**EXERCISE REQUIREMENTS**
Set down every entry word for word. Omit the pictures.

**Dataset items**
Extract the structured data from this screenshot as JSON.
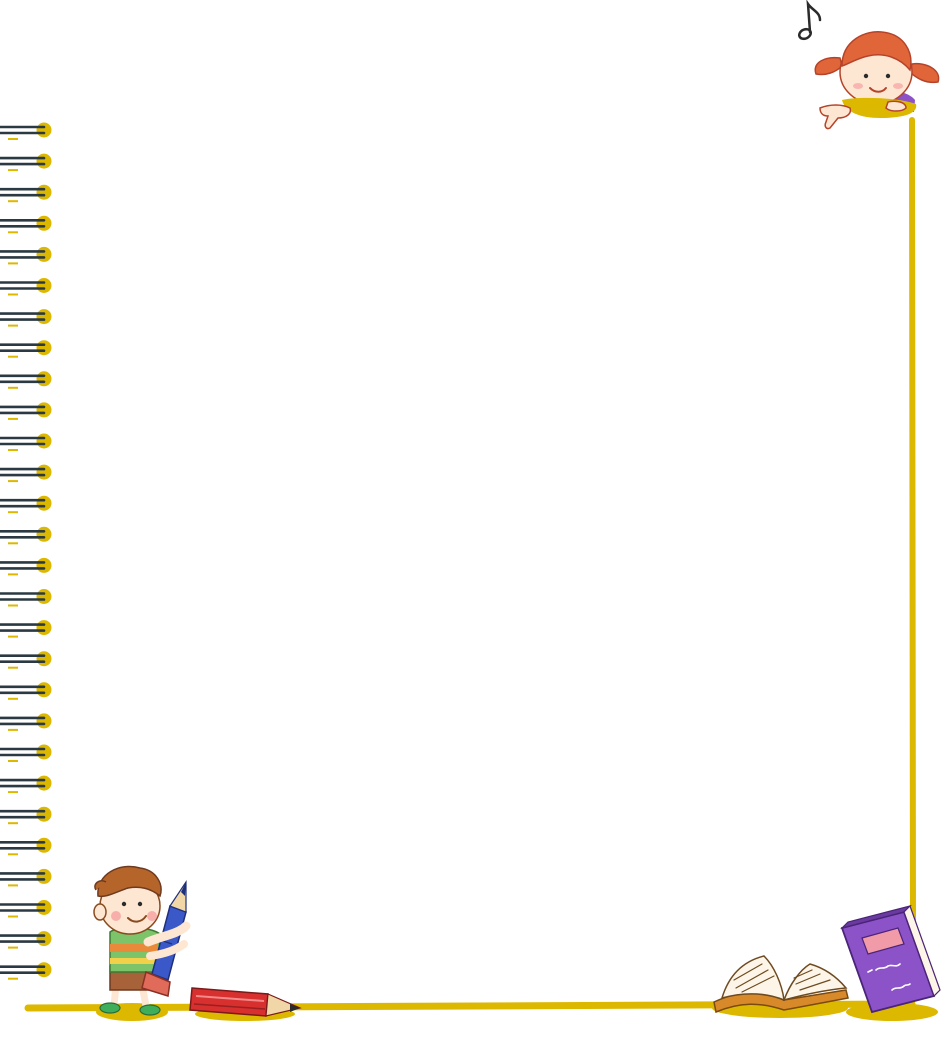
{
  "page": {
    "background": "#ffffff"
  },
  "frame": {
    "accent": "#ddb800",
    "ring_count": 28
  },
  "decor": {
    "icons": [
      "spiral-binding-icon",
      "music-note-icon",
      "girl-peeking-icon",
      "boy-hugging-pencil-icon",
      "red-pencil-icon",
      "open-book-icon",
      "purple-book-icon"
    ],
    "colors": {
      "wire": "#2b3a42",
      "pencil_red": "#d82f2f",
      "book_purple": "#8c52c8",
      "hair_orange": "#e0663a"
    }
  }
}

**SOLUTION BELOW**
Extract the structured data from this screenshot as JSON.
{
  "page": {
    "background": "#ffffff"
  },
  "frame": {
    "accent": "#ddb800",
    "ring_count": 28
  },
  "decor": {
    "icons": [
      "spiral-binding-icon",
      "music-note-icon",
      "girl-peeking-icon",
      "boy-hugging-pencil-icon",
      "red-pencil-icon",
      "open-book-icon",
      "purple-book-icon"
    ],
    "colors": {
      "wire": "#2b3a42",
      "pencil_red": "#d82f2f",
      "book_purple": "#8c52c8",
      "hair_orange": "#e0663a"
    }
  }
}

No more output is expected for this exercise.